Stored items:
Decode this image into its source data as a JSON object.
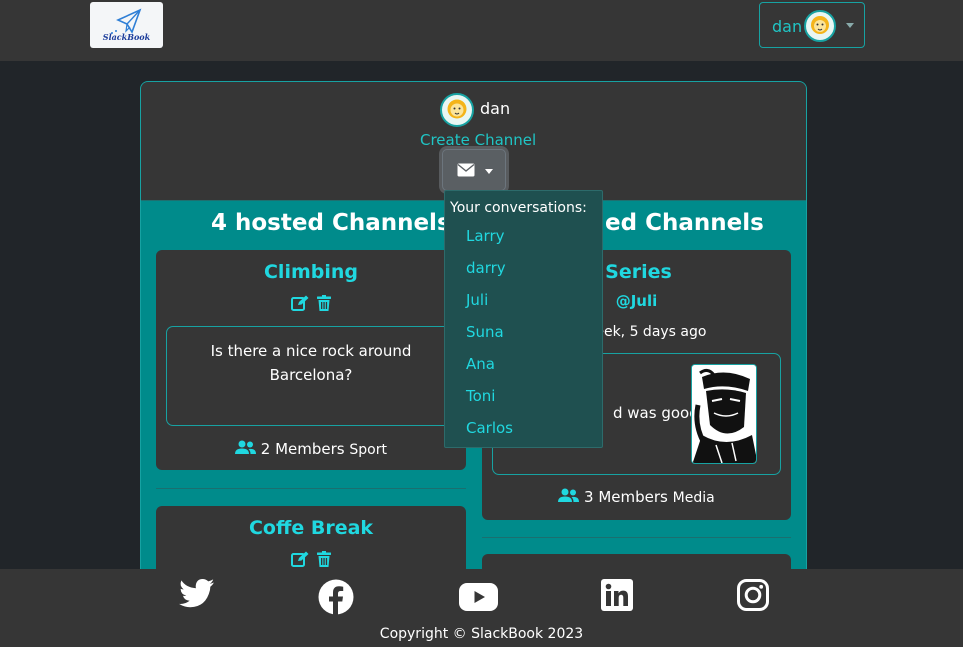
{
  "nav": {
    "logo_text": "SlackBook",
    "user_name": "dan"
  },
  "header": {
    "user_name": "dan",
    "create_channel": "Create Channel"
  },
  "hosted": {
    "title": "4 hosted Channels",
    "channels": [
      {
        "name": "Climbing",
        "post": "Is there a nice rock around Barcelona?",
        "members": "2 Members",
        "category": "Sport"
      },
      {
        "name": "Coffe Break"
      }
    ]
  },
  "joined": {
    "title_visible": "ed Channels",
    "channels": [
      {
        "name_visible": "Series",
        "author": "@Juli",
        "time_visible": "1 week, 5 days ago",
        "post_visible": "d was good!",
        "members": "3 Members",
        "category": "Media"
      }
    ]
  },
  "conversations": {
    "heading": "Your conversations:",
    "items": [
      "Larry",
      "darry",
      "Juli",
      "Suna",
      "Ana",
      "Toni",
      "Carlos"
    ]
  },
  "footer": {
    "copyright": "Copyright © SlackBook 2023",
    "social_icons": [
      "twitter-icon",
      "facebook-icon",
      "youtube-icon",
      "linkedin-icon",
      "instagram-icon"
    ]
  },
  "colors": {
    "accent": "#20d8e0",
    "teal_background": "#008b8b",
    "card": "#363636",
    "page": "#212529"
  }
}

== Aim ==
Repeat each line of the records above exactly, but do not copy the pictures.

== Task response ==
Decode this image into its source data as a JSON object.
{
  "nav": {
    "logo_text": "SlackBook",
    "user_name": "dan"
  },
  "header": {
    "user_name": "dan",
    "create_channel": "Create Channel"
  },
  "hosted": {
    "title": "4 hosted Channels",
    "channels": [
      {
        "name": "Climbing",
        "post": "Is there a nice rock around Barcelona?",
        "members": "2 Members",
        "category": "Sport"
      },
      {
        "name": "Coffe Break"
      }
    ]
  },
  "joined": {
    "title_visible": "ed Channels",
    "channels": [
      {
        "name_visible": "Series",
        "author": "@Juli",
        "time_visible": "1 week, 5 days ago",
        "post_visible": "d was good!",
        "members": "3 Members",
        "category": "Media"
      }
    ]
  },
  "conversations": {
    "heading": "Your conversations:",
    "items": [
      "Larry",
      "darry",
      "Juli",
      "Suna",
      "Ana",
      "Toni",
      "Carlos"
    ]
  },
  "footer": {
    "copyright": "Copyright © SlackBook 2023",
    "social_icons": [
      "twitter-icon",
      "facebook-icon",
      "youtube-icon",
      "linkedin-icon",
      "instagram-icon"
    ]
  },
  "colors": {
    "accent": "#20d8e0",
    "teal_background": "#008b8b",
    "card": "#363636",
    "page": "#212529"
  }
}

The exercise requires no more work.